_MATERIAL FOR THE TASK_.

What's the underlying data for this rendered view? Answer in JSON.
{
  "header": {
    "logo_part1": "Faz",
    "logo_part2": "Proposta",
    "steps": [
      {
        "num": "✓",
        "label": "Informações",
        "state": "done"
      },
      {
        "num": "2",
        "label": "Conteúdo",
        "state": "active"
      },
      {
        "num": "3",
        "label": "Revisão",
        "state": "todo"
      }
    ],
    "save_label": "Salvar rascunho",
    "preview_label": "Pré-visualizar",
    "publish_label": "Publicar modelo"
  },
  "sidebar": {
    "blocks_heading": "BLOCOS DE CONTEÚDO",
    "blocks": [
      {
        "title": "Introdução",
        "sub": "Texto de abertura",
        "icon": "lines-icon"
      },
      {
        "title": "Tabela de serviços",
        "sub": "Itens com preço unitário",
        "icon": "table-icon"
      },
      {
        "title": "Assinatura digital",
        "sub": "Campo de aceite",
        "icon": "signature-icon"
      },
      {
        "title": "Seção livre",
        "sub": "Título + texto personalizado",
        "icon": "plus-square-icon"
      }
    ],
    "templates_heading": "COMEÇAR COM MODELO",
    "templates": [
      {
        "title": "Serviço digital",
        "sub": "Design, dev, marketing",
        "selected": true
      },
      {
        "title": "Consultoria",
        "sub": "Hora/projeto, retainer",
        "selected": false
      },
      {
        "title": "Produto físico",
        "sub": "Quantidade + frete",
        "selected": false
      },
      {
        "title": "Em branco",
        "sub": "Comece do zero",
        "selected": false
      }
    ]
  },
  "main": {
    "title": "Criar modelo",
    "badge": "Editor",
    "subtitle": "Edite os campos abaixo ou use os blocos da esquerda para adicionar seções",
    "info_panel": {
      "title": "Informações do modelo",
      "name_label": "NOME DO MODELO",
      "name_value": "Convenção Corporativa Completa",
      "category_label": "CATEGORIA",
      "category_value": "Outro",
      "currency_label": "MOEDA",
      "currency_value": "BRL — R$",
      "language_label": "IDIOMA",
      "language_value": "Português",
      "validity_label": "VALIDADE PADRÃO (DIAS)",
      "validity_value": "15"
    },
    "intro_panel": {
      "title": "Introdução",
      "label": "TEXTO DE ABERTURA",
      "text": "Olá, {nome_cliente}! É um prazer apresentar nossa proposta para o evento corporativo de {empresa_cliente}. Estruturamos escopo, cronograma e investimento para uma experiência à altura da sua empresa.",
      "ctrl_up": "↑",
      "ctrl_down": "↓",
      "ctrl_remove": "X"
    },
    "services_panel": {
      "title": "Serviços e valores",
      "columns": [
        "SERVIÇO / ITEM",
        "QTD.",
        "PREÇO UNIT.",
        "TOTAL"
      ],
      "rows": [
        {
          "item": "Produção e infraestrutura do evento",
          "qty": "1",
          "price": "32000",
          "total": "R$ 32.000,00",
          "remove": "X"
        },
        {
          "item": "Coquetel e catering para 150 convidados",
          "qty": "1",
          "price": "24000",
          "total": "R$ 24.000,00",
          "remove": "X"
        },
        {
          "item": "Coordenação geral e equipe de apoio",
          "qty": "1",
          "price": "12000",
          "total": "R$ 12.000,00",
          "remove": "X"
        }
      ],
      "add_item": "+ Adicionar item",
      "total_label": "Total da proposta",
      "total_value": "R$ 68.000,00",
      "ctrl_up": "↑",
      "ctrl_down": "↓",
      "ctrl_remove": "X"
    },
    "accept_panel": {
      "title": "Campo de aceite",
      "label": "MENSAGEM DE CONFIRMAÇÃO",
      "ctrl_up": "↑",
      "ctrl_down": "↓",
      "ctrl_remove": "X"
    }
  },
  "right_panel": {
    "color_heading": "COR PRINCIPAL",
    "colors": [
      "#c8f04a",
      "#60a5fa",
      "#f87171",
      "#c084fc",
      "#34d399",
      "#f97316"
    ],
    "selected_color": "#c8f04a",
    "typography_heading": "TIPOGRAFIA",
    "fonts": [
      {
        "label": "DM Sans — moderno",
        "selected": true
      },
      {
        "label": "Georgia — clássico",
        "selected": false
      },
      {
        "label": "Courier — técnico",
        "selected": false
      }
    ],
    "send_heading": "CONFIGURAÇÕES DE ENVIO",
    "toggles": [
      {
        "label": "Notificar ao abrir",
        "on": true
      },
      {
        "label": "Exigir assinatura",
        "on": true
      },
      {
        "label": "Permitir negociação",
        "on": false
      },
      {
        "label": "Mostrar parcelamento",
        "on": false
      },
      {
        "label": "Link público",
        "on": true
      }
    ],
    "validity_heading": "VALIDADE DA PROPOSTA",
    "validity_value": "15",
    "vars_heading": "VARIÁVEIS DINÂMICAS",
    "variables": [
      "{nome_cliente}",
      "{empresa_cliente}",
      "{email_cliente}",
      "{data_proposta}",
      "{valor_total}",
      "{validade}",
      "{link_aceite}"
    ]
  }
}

_GIVEN REQUEST_. Repeat every record, exactly as written.

_ANSWER_.
What's the underlying data for this rendered view? Answer in JSON.
{
  "header": {
    "logo_part1": "Faz",
    "logo_part2": "Proposta",
    "steps": [
      {
        "num": "✓",
        "label": "Informações",
        "state": "done"
      },
      {
        "num": "2",
        "label": "Conteúdo",
        "state": "active"
      },
      {
        "num": "3",
        "label": "Revisão",
        "state": "todo"
      }
    ],
    "save_label": "Salvar rascunho",
    "preview_label": "Pré-visualizar",
    "publish_label": "Publicar modelo"
  },
  "sidebar": {
    "blocks_heading": "BLOCOS DE CONTEÚDO",
    "blocks": [
      {
        "title": "Introdução",
        "sub": "Texto de abertura",
        "icon": "lines-icon"
      },
      {
        "title": "Tabela de serviços",
        "sub": "Itens com preço unitário",
        "icon": "table-icon"
      },
      {
        "title": "Assinatura digital",
        "sub": "Campo de aceite",
        "icon": "signature-icon"
      },
      {
        "title": "Seção livre",
        "sub": "Título + texto personalizado",
        "icon": "plus-square-icon"
      }
    ],
    "templates_heading": "COMEÇAR COM MODELO",
    "templates": [
      {
        "title": "Serviço digital",
        "sub": "Design, dev, marketing",
        "selected": true
      },
      {
        "title": "Consultoria",
        "sub": "Hora/projeto, retainer",
        "selected": false
      },
      {
        "title": "Produto físico",
        "sub": "Quantidade + frete",
        "selected": false
      },
      {
        "title": "Em branco",
        "sub": "Comece do zero",
        "selected": false
      }
    ]
  },
  "main": {
    "title": "Criar modelo",
    "badge": "Editor",
    "subtitle": "Edite os campos abaixo ou use os blocos da esquerda para adicionar seções",
    "info_panel": {
      "title": "Informações do modelo",
      "name_label": "NOME DO MODELO",
      "name_value": "Convenção Corporativa Completa",
      "category_label": "CATEGORIA",
      "category_value": "Outro",
      "currency_label": "MOEDA",
      "currency_value": "BRL — R$",
      "language_label": "IDIOMA",
      "language_value": "Português",
      "validity_label": "VALIDADE PADRÃO (DIAS)",
      "validity_value": "15"
    },
    "intro_panel": {
      "title": "Introdução",
      "label": "TEXTO DE ABERTURA",
      "text": "Olá, {nome_cliente}! É um prazer apresentar nossa proposta para o evento corporativo de {empresa_cliente}. Estruturamos escopo, cronograma e investimento para uma experiência à altura da sua empresa.",
      "ctrl_up": "↑",
      "ctrl_down": "↓",
      "ctrl_remove": "X"
    },
    "services_panel": {
      "title": "Serviços e valores",
      "columns": [
        "SERVIÇO / ITEM",
        "QTD.",
        "PREÇO UNIT.",
        "TOTAL"
      ],
      "rows": [
        {
          "item": "Produção e infraestrutura do evento",
          "qty": "1",
          "price": "32000",
          "total": "R$ 32.000,00",
          "remove": "X"
        },
        {
          "item": "Coquetel e catering para 150 convidados",
          "qty": "1",
          "price": "24000",
          "total": "R$ 24.000,00",
          "remove": "X"
        },
        {
          "item": "Coordenação geral e equipe de apoio",
          "qty": "1",
          "price": "12000",
          "total": "R$ 12.000,00",
          "remove": "X"
        }
      ],
      "add_item": "+ Adicionar item",
      "total_label": "Total da proposta",
      "total_value": "R$ 68.000,00",
      "ctrl_up": "↑",
      "ctrl_down": "↓",
      "ctrl_remove": "X"
    },
    "accept_panel": {
      "title": "Campo de aceite",
      "label": "MENSAGEM DE CONFIRMAÇÃO",
      "ctrl_up": "↑",
      "ctrl_down": "↓",
      "ctrl_remove": "X"
    }
  },
  "right_panel": {
    "color_heading": "COR PRINCIPAL",
    "colors": [
      "#c8f04a",
      "#60a5fa",
      "#f87171",
      "#c084fc",
      "#34d399",
      "#f97316"
    ],
    "selected_color": "#c8f04a",
    "typography_heading": "TIPOGRAFIA",
    "fonts": [
      {
        "label": "DM Sans — moderno",
        "selected": true
      },
      {
        "label": "Georgia — clássico",
        "selected": false
      },
      {
        "label": "Courier — técnico",
        "selected": false
      }
    ],
    "send_heading": "CONFIGURAÇÕES DE ENVIO",
    "toggles": [
      {
        "label": "Notificar ao abrir",
        "on": true
      },
      {
        "label": "Exigir assinatura",
        "on": true
      },
      {
        "label": "Permitir negociação",
        "on": false
      },
      {
        "label": "Mostrar parcelamento",
        "on": false
      },
      {
        "label": "Link público",
        "on": true
      }
    ],
    "validity_heading": "VALIDADE DA PROPOSTA",
    "validity_value": "15",
    "vars_heading": "VARIÁVEIS DINÂMICAS",
    "variables": [
      "{nome_cliente}",
      "{empresa_cliente}",
      "{email_cliente}",
      "{data_proposta}",
      "{valor_total}",
      "{validade}",
      "{link_aceite}"
    ]
  }
}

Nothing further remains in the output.